> _Collected data_:
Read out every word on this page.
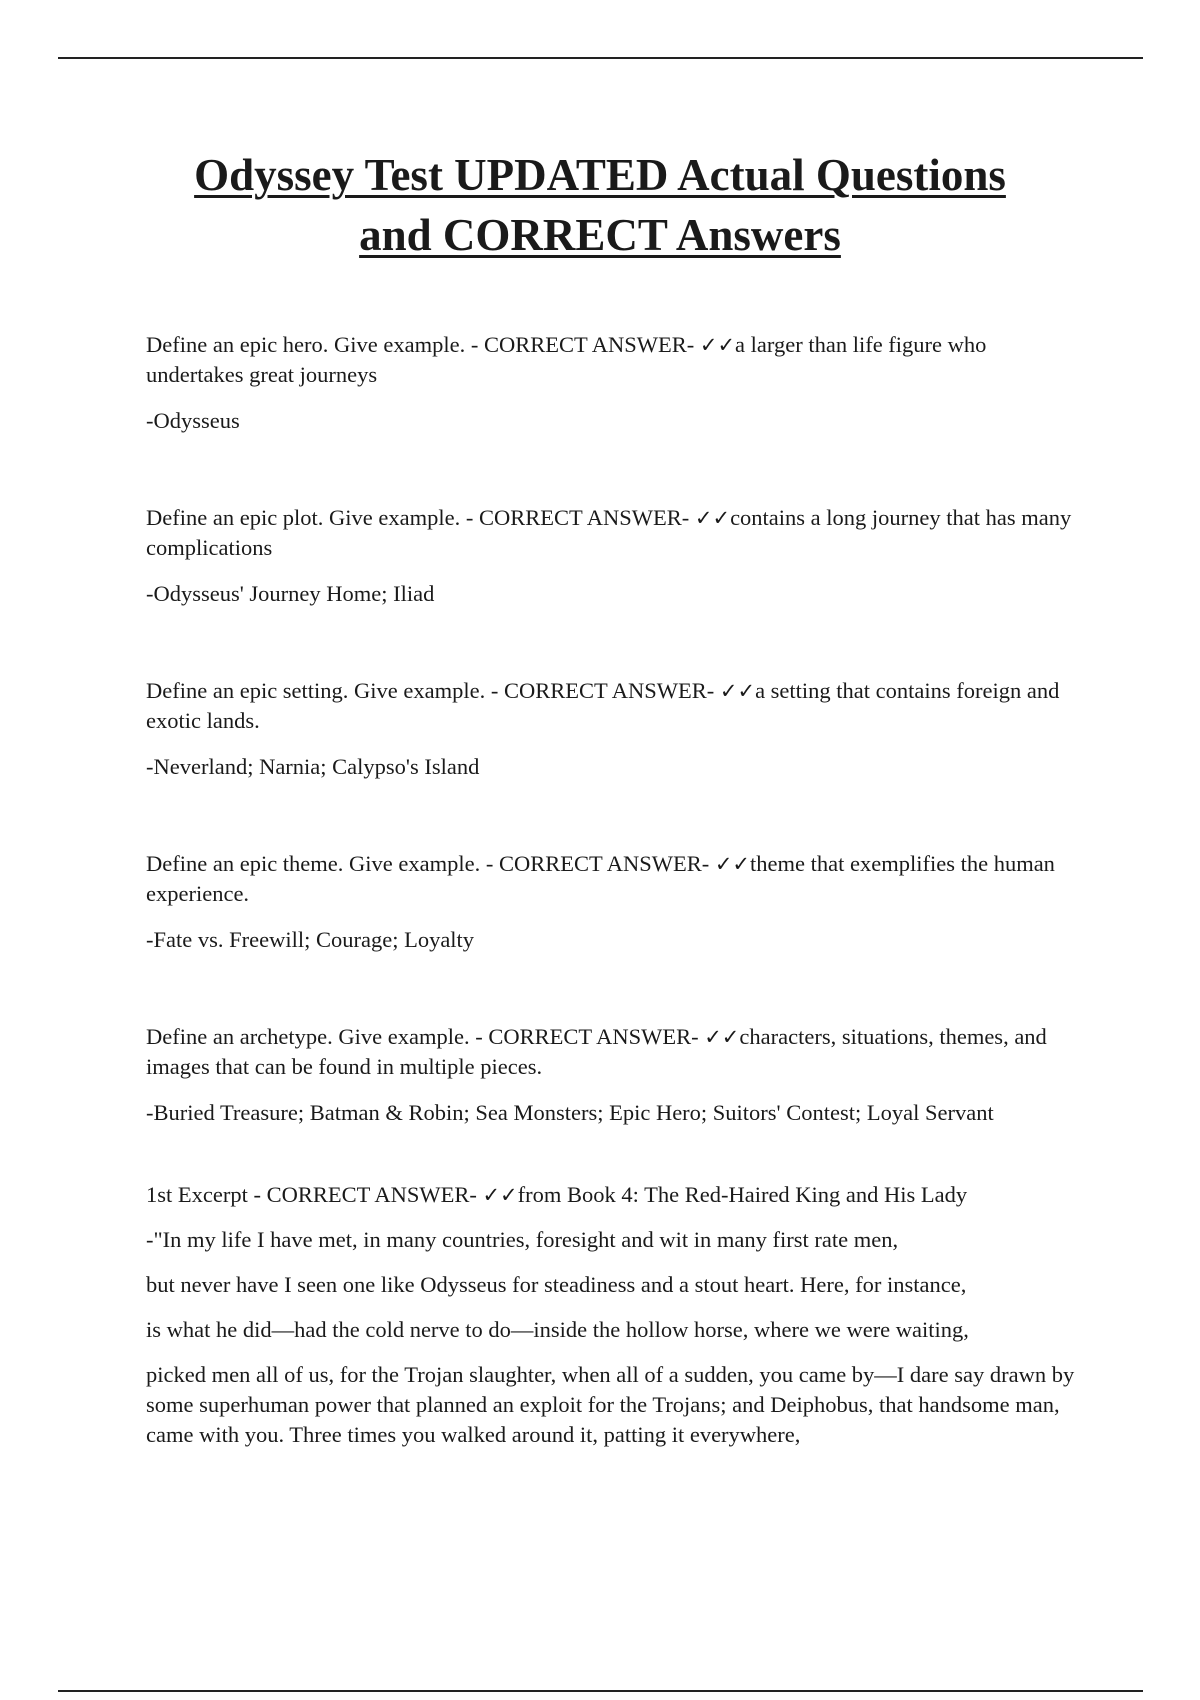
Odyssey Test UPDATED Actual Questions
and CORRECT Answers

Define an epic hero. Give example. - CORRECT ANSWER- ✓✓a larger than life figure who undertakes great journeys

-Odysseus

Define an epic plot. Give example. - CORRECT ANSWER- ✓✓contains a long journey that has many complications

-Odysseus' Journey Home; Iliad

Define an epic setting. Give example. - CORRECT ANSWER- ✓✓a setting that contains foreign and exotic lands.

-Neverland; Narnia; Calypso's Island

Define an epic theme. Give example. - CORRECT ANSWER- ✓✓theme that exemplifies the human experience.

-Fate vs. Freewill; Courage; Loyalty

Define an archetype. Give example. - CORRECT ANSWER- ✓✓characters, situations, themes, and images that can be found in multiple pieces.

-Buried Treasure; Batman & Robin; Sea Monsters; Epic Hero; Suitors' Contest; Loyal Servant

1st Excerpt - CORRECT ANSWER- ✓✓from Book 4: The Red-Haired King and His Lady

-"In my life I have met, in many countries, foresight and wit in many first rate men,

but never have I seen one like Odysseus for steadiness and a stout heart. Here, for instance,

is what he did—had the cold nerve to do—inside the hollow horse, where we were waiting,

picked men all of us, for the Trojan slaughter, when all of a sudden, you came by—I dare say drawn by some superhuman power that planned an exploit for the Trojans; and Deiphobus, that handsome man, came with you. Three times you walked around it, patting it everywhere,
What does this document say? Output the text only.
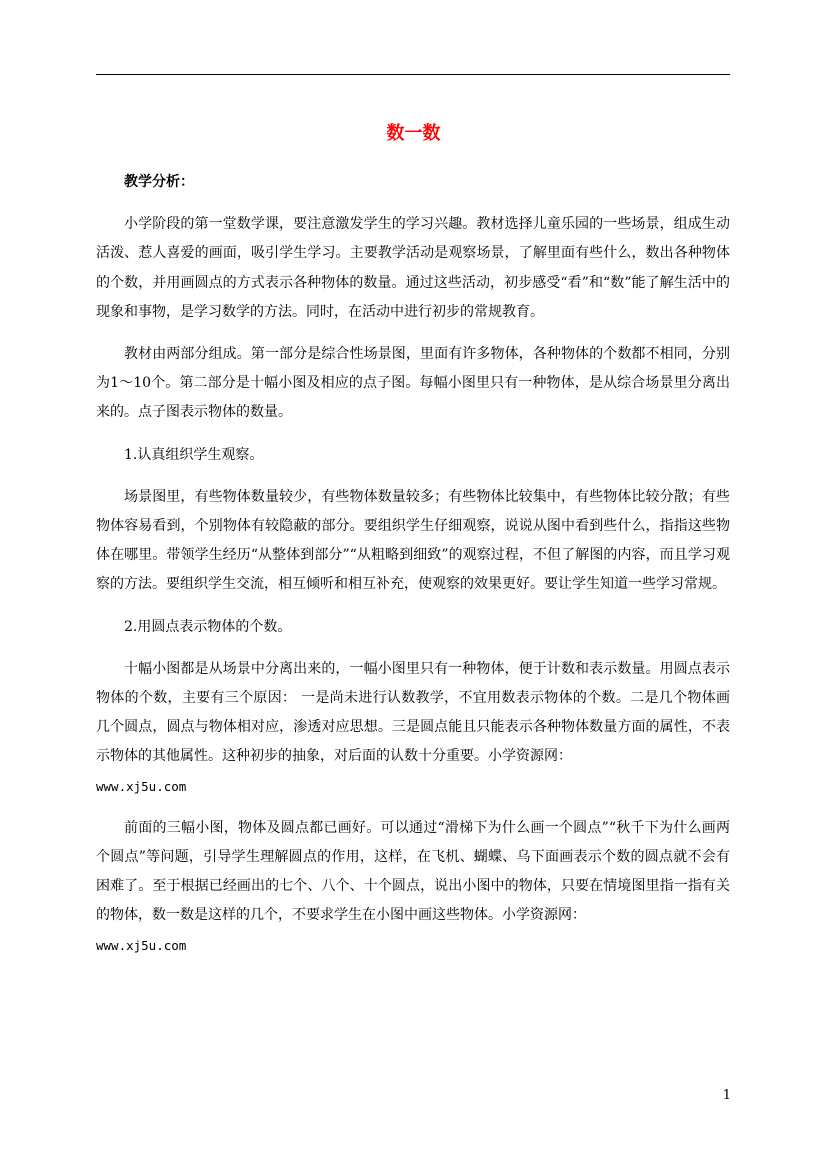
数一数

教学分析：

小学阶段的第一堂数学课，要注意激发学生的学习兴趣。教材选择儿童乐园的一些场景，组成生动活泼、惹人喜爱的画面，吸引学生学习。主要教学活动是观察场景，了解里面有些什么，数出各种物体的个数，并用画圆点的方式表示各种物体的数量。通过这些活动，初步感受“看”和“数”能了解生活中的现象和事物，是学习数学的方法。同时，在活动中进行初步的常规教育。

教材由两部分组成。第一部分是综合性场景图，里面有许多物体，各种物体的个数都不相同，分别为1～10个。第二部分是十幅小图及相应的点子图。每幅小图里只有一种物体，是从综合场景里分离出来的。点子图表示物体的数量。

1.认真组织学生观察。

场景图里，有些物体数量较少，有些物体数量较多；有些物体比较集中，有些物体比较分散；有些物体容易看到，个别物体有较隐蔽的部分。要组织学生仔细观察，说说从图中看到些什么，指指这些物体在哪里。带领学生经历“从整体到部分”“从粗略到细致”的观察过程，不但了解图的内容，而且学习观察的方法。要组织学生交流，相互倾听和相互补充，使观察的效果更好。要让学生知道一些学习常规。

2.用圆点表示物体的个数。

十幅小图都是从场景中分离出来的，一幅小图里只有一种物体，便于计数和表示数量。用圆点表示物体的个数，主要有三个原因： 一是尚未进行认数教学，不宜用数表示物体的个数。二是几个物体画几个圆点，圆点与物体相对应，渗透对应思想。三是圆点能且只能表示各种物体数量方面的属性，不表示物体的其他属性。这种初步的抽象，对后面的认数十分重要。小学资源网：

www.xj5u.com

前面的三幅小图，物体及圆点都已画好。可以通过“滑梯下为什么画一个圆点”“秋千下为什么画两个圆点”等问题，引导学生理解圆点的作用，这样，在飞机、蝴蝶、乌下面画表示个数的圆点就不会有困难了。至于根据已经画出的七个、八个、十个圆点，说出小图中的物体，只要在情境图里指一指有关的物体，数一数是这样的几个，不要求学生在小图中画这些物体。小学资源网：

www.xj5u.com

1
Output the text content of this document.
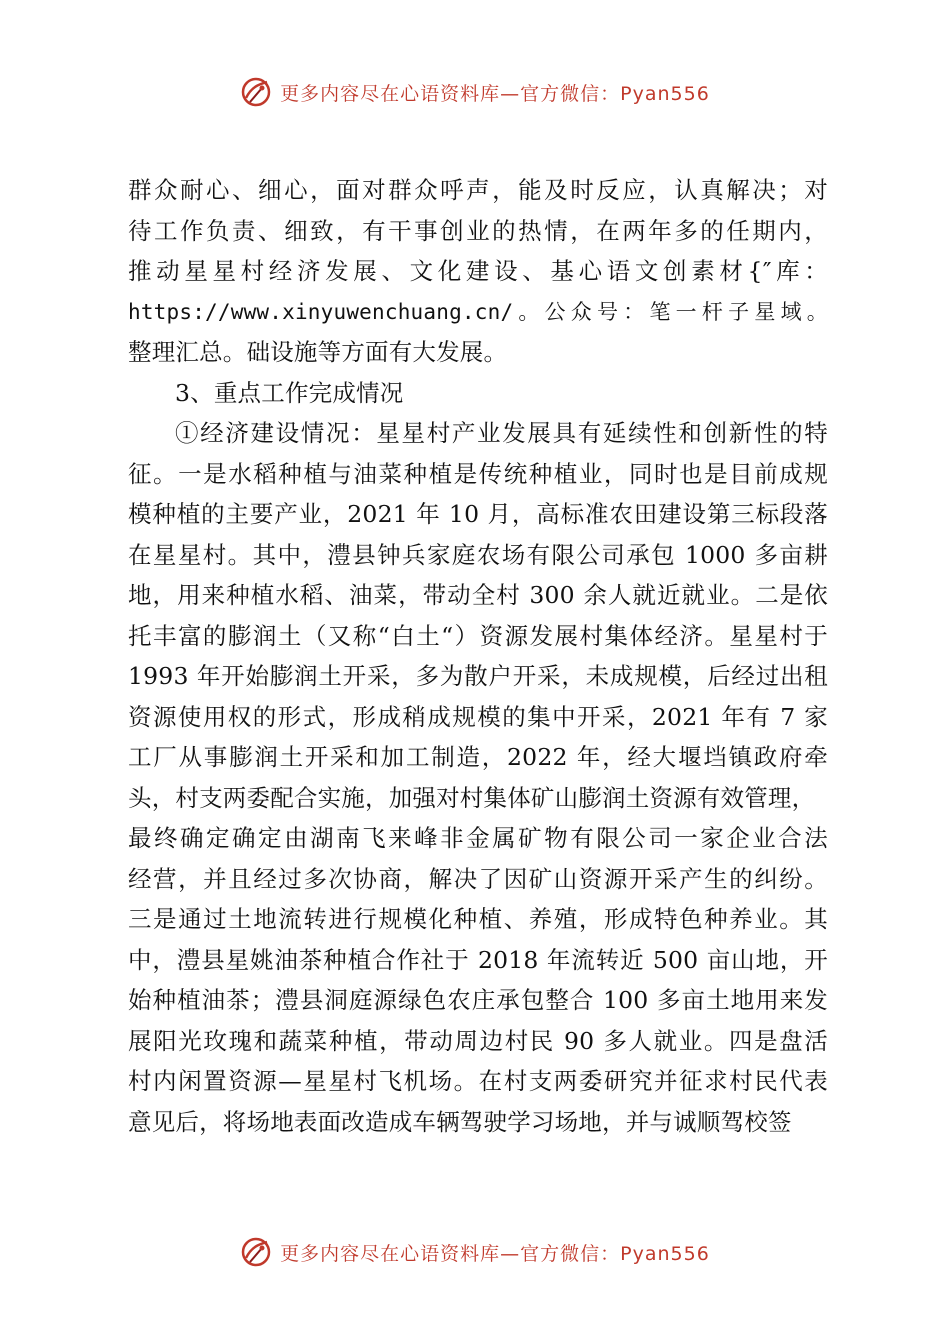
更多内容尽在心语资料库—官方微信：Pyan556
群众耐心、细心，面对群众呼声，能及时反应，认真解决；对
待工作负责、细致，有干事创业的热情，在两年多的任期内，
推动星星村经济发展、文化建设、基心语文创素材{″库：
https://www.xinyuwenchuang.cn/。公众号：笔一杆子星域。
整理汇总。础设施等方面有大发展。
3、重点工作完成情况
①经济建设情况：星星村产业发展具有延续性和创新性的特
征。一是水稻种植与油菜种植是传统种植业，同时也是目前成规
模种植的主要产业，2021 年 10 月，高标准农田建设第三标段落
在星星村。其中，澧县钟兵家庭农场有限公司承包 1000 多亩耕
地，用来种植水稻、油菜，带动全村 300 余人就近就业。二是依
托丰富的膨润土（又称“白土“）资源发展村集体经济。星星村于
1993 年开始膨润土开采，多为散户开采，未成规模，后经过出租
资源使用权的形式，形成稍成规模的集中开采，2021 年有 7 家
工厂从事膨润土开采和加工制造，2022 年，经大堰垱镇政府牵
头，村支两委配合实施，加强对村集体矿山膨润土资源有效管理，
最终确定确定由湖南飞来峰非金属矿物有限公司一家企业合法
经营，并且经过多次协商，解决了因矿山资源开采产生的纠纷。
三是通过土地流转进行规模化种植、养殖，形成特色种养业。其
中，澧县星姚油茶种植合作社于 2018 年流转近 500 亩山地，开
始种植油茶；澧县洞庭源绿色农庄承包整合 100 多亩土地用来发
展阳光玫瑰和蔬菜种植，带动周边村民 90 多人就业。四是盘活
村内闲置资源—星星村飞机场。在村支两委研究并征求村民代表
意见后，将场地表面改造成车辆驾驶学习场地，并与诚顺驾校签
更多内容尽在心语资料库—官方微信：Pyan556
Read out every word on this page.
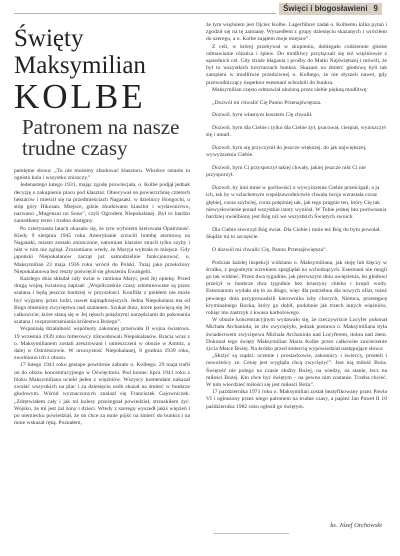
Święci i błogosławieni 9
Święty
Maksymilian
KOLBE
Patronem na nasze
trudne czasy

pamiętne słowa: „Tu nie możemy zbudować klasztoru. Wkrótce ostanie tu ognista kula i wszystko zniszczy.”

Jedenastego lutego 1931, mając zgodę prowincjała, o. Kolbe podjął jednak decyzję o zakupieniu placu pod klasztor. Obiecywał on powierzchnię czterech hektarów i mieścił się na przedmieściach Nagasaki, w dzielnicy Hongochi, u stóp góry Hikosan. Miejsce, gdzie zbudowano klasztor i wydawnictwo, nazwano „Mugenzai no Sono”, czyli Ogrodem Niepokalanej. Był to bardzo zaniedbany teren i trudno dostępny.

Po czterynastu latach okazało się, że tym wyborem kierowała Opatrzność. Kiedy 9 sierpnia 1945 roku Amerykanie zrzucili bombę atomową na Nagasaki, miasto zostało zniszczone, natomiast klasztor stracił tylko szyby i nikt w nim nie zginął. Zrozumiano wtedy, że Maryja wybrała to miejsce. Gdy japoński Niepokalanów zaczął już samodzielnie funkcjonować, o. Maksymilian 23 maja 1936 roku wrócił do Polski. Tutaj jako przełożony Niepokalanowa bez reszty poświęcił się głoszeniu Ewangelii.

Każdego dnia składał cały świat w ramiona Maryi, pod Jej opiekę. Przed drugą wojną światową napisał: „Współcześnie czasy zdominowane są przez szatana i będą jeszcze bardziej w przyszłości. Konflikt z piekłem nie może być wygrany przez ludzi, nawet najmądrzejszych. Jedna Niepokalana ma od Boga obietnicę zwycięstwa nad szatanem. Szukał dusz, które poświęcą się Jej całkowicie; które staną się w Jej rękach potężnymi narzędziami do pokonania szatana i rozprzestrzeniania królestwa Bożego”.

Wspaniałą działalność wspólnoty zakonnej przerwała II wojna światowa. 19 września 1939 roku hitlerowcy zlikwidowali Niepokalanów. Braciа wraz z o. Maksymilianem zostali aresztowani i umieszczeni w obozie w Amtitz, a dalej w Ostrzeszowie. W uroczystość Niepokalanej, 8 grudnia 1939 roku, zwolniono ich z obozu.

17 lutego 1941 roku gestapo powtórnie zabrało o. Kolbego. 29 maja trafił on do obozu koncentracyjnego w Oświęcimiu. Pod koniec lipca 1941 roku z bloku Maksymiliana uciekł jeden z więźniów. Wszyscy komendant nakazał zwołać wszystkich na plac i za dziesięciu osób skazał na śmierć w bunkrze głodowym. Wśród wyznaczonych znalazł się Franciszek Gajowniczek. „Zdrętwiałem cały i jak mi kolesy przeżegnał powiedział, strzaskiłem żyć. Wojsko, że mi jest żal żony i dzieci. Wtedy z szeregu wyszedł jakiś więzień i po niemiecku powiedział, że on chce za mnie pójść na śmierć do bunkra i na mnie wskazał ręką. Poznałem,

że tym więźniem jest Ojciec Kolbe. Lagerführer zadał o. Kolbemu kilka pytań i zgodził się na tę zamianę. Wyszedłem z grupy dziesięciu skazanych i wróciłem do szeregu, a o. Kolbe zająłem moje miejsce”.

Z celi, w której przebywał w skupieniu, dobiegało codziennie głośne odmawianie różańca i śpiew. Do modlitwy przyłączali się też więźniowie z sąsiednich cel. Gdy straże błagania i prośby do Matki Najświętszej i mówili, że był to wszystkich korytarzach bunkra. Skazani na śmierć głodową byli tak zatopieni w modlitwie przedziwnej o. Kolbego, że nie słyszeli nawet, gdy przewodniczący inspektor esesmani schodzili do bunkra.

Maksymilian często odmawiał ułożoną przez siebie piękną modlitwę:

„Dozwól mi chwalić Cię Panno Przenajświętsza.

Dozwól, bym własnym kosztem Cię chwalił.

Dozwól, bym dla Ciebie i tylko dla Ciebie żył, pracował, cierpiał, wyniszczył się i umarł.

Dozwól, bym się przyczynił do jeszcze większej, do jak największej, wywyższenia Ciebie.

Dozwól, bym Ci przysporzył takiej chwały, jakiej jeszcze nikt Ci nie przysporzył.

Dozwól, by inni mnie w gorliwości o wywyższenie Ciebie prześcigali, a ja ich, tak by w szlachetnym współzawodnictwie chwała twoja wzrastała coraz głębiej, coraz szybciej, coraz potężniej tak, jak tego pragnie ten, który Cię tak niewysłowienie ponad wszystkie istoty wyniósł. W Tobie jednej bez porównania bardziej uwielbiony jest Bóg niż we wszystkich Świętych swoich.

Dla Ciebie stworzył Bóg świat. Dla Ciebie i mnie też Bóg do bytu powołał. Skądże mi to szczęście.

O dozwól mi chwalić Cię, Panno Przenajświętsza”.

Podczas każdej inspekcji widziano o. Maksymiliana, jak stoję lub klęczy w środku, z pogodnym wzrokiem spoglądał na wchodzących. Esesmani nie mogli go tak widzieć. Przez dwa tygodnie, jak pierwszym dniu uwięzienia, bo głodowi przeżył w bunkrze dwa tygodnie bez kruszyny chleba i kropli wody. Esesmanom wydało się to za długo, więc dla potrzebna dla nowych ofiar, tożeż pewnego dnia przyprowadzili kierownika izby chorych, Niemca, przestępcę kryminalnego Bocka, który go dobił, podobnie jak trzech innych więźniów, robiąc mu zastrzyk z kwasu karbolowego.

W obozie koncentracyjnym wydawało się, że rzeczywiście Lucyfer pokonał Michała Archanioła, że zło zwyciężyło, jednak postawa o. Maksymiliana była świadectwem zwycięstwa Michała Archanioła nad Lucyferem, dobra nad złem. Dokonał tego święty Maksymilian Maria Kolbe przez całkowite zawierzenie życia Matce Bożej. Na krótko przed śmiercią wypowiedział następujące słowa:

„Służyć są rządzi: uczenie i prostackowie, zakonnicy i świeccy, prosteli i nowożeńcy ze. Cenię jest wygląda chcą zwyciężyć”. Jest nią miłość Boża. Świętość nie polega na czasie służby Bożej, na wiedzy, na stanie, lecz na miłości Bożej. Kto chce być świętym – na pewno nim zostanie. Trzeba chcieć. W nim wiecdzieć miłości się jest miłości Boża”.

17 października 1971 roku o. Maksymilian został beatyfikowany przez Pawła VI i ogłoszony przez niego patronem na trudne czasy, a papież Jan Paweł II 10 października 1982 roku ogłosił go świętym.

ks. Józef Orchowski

> _Instructions for the task_: All lines that include "nikt" are to be gathered and copied.

> _The output_:
Po czterynastu latach okazało się, że tym wyborem kierowała Opatrzność. Kiedy 9 sierpnia 1945 roku Amerykanie zrzucili bombę atomową na Nagasaki, miasto zostało zniszczone, natomiast klasztor stracił tylko szyby i nikt w nim nie zginął. Zrozumiano wtedy, że Maryja wybrała to miejsce. Gdy japoński Niepokalanów zaczął już samodzielnie funkcjonować, o. Maksymilian 23 maja 1936 roku wrócił do Polski. Tutaj jako przełożony Niepokalanowa bez reszty poświęcił się głoszeniu Ewangelii.
Dozwól, bym Ci przysporzył takiej chwały, jakiej jeszcze nikt Ci nie przysporzył.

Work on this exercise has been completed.